MATERIAL PROVIDED:
-- start --
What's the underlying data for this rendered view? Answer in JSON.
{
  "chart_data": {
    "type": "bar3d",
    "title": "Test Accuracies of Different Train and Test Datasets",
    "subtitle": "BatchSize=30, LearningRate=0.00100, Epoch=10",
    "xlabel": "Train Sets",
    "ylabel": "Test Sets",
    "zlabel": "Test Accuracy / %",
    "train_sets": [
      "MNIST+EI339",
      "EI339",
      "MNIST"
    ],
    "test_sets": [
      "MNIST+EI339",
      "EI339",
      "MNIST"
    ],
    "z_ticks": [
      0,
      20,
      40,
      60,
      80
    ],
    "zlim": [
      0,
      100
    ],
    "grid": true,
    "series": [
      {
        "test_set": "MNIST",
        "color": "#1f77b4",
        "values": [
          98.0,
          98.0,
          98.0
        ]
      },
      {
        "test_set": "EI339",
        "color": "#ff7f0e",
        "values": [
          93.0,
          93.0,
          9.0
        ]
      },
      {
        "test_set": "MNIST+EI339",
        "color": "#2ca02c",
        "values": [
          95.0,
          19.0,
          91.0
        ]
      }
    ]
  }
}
-- end --
-- start --
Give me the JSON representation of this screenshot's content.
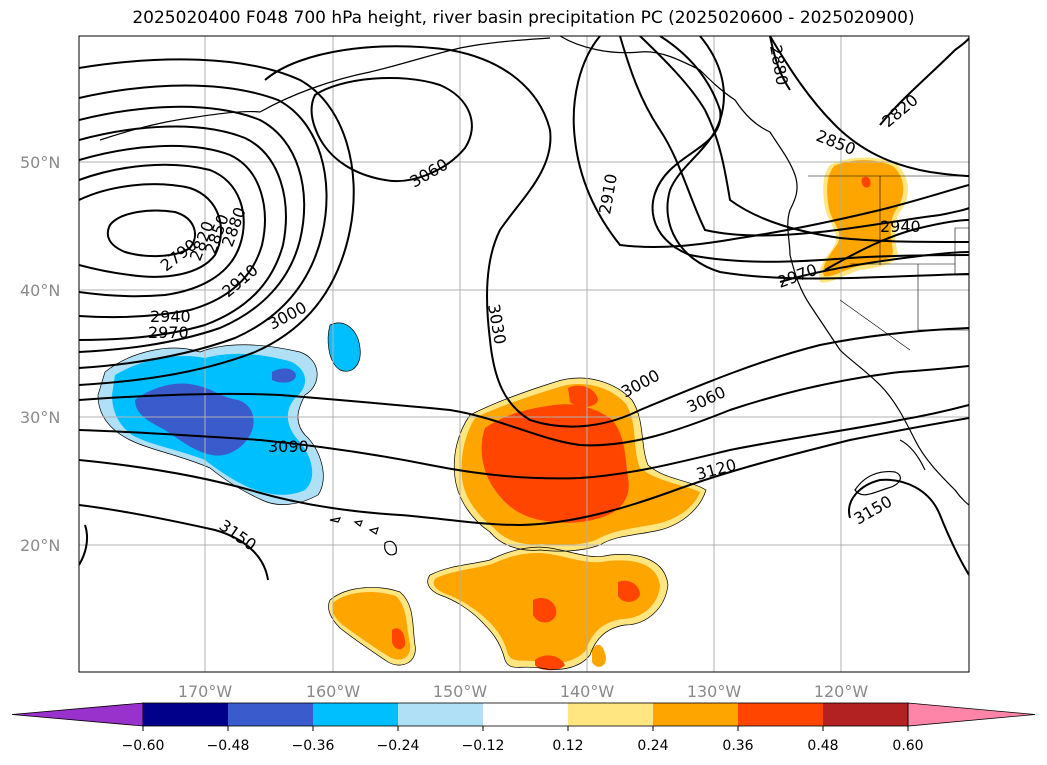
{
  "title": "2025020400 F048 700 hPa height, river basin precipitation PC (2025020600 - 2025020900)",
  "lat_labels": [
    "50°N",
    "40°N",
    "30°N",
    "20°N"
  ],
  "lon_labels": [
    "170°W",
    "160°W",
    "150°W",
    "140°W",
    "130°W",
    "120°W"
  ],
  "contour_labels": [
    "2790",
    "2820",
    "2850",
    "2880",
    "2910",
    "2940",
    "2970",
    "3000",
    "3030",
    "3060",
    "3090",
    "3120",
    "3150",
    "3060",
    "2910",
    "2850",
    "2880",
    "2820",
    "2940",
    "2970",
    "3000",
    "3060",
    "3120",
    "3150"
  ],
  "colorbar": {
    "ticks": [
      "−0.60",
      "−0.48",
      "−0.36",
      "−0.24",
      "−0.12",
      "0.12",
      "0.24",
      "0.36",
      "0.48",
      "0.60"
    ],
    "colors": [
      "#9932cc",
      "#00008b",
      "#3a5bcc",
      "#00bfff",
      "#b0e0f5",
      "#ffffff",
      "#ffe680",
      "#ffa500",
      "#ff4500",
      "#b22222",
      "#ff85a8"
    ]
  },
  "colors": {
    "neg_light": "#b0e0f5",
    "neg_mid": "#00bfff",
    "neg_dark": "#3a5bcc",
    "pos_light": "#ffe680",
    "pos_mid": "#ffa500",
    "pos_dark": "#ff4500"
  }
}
-- end --
WHAT IS EXPECTED: Copy every line of the records above that holds the word "JSON".

EXERCISE RESULT:
What's the underlying data for this rendered view? Answer in JSON.
Give me the JSON representation of this screenshot's content.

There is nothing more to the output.